[Texte fourni]
▼▼▼
Sugino senseï à propos d’Ueshiba senseï, « La pointe de son jo était vivante »

Contemporain de Mochizuki Minoru senseï, 10° dan de Katori Shinto Ryu, Sugino Yoshio il débuta son parcours durant l’enfance par le judo et le kendo avant de devenir l’un des champions de premier plan du Kodokan. Il étudia
également divers Koryu tels que le Yoshin koryu jujutsu sous la direction de Genro Kanaya, l’un des meilleurs instructeurs du Butokukai de l’époque avant d’étudier aux côtés de Minoru Mochizuki senseï l’école Katori Shinto Ryu, à la demande de Kano senseï, qu’il continua d’étudier et enseigner jusqu’à son dernier souffle.
En 1932, Sugino senseï alla étudier auprès de Ueshiba senseï, durant une brève période, sous l’introduction de Konishi senseï, dont il reçut l’autorisation d’enseigner en 1935. Suite au refus de Mochizuki senseï à la succession du fondateur, Moriheï Ueshiba lui demanda à son tour de devenir le successeur de l’école. Déjà marié et père de famille, il déclina la proposition.
Il fut également chorégraphe de plusieurs réalisations d’Akira Kurosawa parmi lesquels on retrouve les célèbres films « Les 7 samouraïs », » La Forteresse cachée » ou encore « Le garde du corps ». Son riche parcours et ses rencontres avec nombres d’experts de son époque, lui permirent de devenir au fil du temps l’un des plus grands adeptes japonais du XX° siècle.
▲▲▲
[Consigne 1]
Répondez aux questions suivantes d'après le texte sur Sugino senseï :
(a) En quelle année alla-t-il étudier auprès d'Ueshiba senseï ?
(b) Sous la direction de qui étudia-t-il le Yoshin koryu jujutsu ?
(c) De quel réalisateur chorégraphia-t-il plusieurs films ?
[Consigne 2]
Poursuivez le texte sur Sugino senseï à partir de sa dernière phrase.
Les entrées n'ont aucun lien avec le texte sur Sugino senseï.

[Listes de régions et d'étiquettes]
▼▼▼
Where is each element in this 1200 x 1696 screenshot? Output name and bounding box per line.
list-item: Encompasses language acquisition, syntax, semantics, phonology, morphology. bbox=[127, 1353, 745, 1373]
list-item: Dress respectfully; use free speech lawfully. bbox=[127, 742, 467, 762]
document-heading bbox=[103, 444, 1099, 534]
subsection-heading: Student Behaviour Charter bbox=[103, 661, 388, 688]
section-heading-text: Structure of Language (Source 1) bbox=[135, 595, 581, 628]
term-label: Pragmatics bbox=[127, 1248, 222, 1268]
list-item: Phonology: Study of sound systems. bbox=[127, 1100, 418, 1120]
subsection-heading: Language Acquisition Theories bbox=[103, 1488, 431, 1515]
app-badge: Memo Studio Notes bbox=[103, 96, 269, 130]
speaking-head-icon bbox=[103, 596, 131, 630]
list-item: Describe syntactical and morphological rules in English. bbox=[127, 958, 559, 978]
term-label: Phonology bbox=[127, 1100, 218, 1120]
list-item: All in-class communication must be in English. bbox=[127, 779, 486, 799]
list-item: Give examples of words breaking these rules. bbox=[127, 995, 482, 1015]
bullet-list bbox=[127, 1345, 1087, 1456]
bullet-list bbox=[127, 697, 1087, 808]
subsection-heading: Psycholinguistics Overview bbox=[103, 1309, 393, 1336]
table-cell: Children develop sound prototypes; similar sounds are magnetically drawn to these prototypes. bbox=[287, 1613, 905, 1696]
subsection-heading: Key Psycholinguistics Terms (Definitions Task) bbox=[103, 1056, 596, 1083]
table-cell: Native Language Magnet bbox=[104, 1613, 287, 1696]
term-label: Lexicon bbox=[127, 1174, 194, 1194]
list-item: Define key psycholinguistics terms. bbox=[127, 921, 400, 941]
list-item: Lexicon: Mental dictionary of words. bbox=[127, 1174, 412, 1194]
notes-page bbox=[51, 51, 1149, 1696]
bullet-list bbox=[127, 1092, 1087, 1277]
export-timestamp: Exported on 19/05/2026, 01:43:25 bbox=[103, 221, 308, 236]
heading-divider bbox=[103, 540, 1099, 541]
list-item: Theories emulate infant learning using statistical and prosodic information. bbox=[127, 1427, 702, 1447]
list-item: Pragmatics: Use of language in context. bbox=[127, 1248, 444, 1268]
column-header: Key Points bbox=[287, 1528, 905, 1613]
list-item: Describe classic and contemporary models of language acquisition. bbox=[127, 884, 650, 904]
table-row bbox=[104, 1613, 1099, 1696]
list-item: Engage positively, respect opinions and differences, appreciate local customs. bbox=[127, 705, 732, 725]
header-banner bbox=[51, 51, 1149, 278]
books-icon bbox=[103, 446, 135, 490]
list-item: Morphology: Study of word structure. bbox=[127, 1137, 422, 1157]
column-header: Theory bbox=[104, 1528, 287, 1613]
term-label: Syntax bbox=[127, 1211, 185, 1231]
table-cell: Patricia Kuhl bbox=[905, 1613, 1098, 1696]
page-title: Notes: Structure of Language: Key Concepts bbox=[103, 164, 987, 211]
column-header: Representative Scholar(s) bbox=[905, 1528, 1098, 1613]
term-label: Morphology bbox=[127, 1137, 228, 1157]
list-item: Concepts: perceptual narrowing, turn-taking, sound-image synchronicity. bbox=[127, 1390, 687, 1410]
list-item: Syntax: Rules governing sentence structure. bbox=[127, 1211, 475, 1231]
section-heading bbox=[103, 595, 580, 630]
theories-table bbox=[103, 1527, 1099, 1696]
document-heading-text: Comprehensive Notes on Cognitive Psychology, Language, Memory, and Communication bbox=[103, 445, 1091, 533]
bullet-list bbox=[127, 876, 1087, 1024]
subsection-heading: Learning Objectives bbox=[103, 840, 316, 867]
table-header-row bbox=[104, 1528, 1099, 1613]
▲▲▲
[Réponse 1]
(a) En 1932.
(b) Sous la direction de Genro Kanaya.
(c) D'Akira Kurosawa.

[Réponse 2]
Lors d’une interview réalisée par Stanley Pranin, Yoshio Sugino partage avec nous son incroyable expérience aux côtés d’Ueshiba senseï, que vous pouvez retrouver dans l’ouvrage « Les maîtres de l’Aïkido, élèves de maître Ueshiba, période d’avant-guerre ». Voici un court extrait:
« Stanley Pranin: Quelle était l’opinion des pratiquants d’autres arts martiaux quand il voyait comment O-senseï utilisait des armes comme le ken, le jo ou bien encore le yari?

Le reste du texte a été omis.